Collected data entries
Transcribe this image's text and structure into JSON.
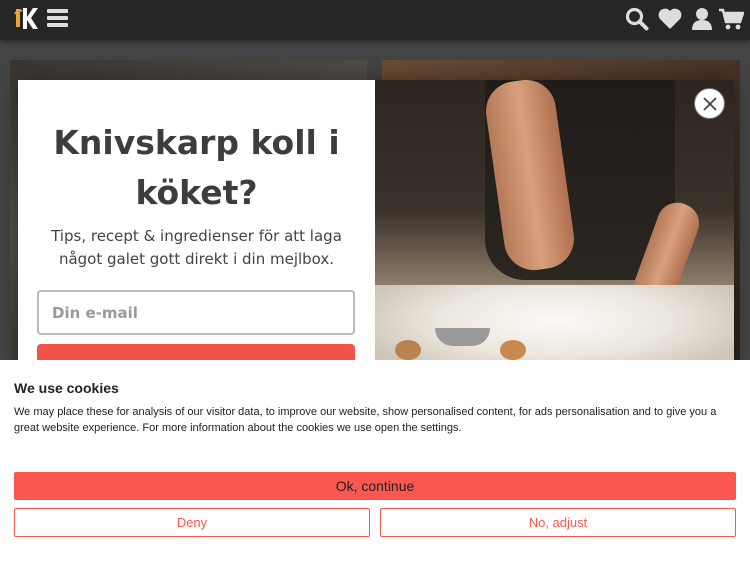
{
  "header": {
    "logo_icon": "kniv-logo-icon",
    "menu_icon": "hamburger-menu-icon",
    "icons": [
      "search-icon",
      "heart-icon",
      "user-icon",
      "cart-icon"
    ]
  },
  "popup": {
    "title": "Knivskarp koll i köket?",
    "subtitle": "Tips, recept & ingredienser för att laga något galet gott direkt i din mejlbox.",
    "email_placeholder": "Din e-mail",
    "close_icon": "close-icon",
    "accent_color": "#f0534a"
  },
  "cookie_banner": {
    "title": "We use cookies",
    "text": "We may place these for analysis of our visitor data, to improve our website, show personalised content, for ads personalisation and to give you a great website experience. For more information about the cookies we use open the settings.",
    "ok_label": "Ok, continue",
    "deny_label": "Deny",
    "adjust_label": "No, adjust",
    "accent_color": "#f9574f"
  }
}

§ **What needs to be done**: Locate the lines above that contain "cookies" and copy them.

§ **Output of the exercise**:
    "title": "We use cookies",
    "text": "We may place these for analysis of our visitor data, to improve our website, show personalised content, for ads personalisation and to give you a great website experience. For more information about the cookies we use open the settings.",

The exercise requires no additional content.